Reproduce the listing below word for word, with no pictures.

□ □ □ □ □ □ □

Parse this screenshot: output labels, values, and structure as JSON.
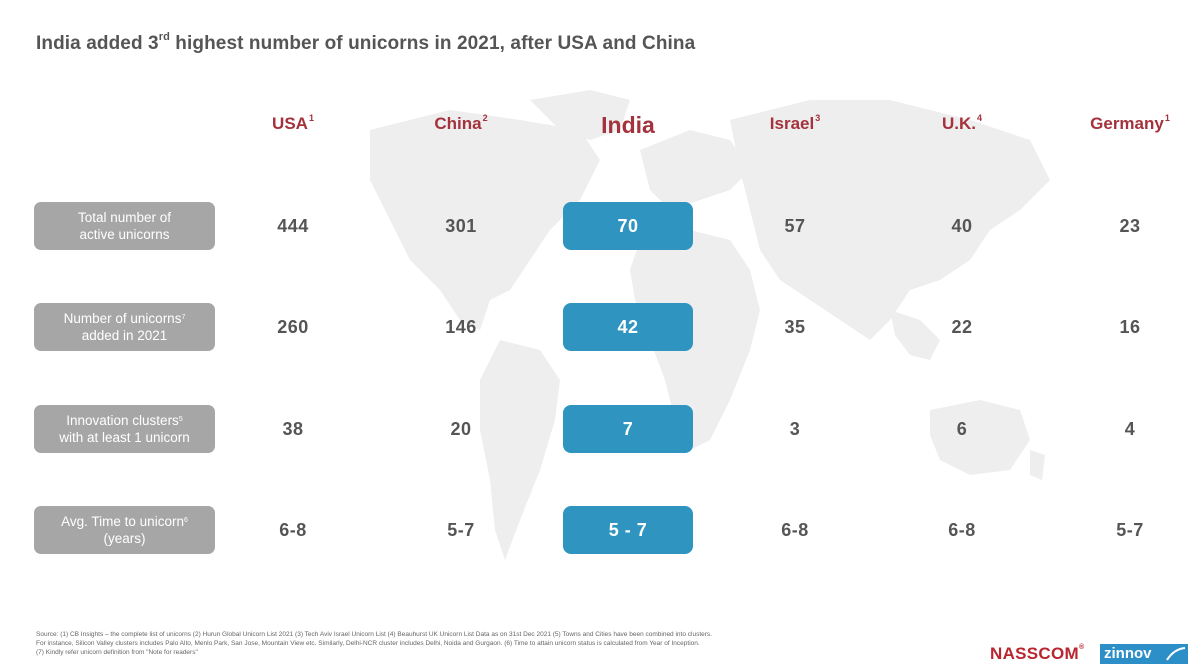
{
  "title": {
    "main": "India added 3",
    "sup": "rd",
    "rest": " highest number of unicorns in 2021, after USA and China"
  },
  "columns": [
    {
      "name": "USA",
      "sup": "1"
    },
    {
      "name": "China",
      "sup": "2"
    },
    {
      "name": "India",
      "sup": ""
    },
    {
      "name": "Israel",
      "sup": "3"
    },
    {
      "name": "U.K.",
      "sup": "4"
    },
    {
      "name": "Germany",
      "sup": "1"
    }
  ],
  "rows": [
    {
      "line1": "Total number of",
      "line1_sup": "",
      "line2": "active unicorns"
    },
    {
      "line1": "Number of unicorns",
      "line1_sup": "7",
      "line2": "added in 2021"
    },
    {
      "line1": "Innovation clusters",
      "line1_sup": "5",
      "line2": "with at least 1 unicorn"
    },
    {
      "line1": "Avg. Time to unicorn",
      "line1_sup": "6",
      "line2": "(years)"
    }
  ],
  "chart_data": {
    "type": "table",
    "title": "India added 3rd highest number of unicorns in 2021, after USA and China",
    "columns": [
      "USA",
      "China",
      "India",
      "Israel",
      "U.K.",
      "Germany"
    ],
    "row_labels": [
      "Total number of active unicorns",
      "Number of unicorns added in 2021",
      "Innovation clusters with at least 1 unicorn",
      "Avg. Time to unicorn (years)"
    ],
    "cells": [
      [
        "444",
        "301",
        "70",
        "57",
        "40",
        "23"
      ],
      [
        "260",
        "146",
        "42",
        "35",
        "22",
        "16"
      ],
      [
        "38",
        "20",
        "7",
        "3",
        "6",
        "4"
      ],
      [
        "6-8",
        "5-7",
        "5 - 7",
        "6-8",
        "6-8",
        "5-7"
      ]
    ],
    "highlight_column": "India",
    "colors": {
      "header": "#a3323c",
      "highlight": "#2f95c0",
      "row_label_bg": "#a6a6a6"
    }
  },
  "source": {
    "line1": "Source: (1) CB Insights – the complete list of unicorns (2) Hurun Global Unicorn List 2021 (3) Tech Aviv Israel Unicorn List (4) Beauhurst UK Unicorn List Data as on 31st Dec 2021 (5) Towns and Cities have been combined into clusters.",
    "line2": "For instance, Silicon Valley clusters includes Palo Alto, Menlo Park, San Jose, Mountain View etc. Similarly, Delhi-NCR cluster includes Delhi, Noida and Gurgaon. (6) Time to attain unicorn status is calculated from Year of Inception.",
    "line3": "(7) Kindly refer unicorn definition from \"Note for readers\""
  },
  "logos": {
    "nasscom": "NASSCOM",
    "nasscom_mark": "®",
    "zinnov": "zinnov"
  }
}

□ □ □ □ □ □ □

▶ _ANSWER BELOW_
Parse this screenshot: output labels, values, and structure as JSON.
{
  "title": {
    "main": "India added 3",
    "sup": "rd",
    "rest": " highest number of unicorns in 2021, after USA and China"
  },
  "columns": [
    {
      "name": "USA",
      "sup": "1"
    },
    {
      "name": "China",
      "sup": "2"
    },
    {
      "name": "India",
      "sup": ""
    },
    {
      "name": "Israel",
      "sup": "3"
    },
    {
      "name": "U.K.",
      "sup": "4"
    },
    {
      "name": "Germany",
      "sup": "1"
    }
  ],
  "rows": [
    {
      "line1": "Total number of",
      "line1_sup": "",
      "line2": "active unicorns"
    },
    {
      "line1": "Number of unicorns",
      "line1_sup": "7",
      "line2": "added in 2021"
    },
    {
      "line1": "Innovation clusters",
      "line1_sup": "5",
      "line2": "with at least 1 unicorn"
    },
    {
      "line1": "Avg. Time to unicorn",
      "line1_sup": "6",
      "line2": "(years)"
    }
  ],
  "chart_data": {
    "type": "table",
    "title": "India added 3rd highest number of unicorns in 2021, after USA and China",
    "columns": [
      "USA",
      "China",
      "India",
      "Israel",
      "U.K.",
      "Germany"
    ],
    "row_labels": [
      "Total number of active unicorns",
      "Number of unicorns added in 2021",
      "Innovation clusters with at least 1 unicorn",
      "Avg. Time to unicorn (years)"
    ],
    "cells": [
      [
        "444",
        "301",
        "70",
        "57",
        "40",
        "23"
      ],
      [
        "260",
        "146",
        "42",
        "35",
        "22",
        "16"
      ],
      [
        "38",
        "20",
        "7",
        "3",
        "6",
        "4"
      ],
      [
        "6-8",
        "5-7",
        "5 - 7",
        "6-8",
        "6-8",
        "5-7"
      ]
    ],
    "highlight_column": "India",
    "colors": {
      "header": "#a3323c",
      "highlight": "#2f95c0",
      "row_label_bg": "#a6a6a6"
    }
  },
  "source": {
    "line1": "Source: (1) CB Insights – the complete list of unicorns (2) Hurun Global Unicorn List 2021 (3) Tech Aviv Israel Unicorn List (4) Beauhurst UK Unicorn List Data as on 31st Dec 2021 (5) Towns and Cities have been combined into clusters.",
    "line2": "For instance, Silicon Valley clusters includes Palo Alto, Menlo Park, San Jose, Mountain View etc. Similarly, Delhi-NCR cluster includes Delhi, Noida and Gurgaon. (6) Time to attain unicorn status is calculated from Year of Inception.",
    "line3": "(7) Kindly refer unicorn definition from \"Note for readers\""
  },
  "logos": {
    "nasscom": "NASSCOM",
    "nasscom_mark": "®",
    "zinnov": "zinnov"
  }
}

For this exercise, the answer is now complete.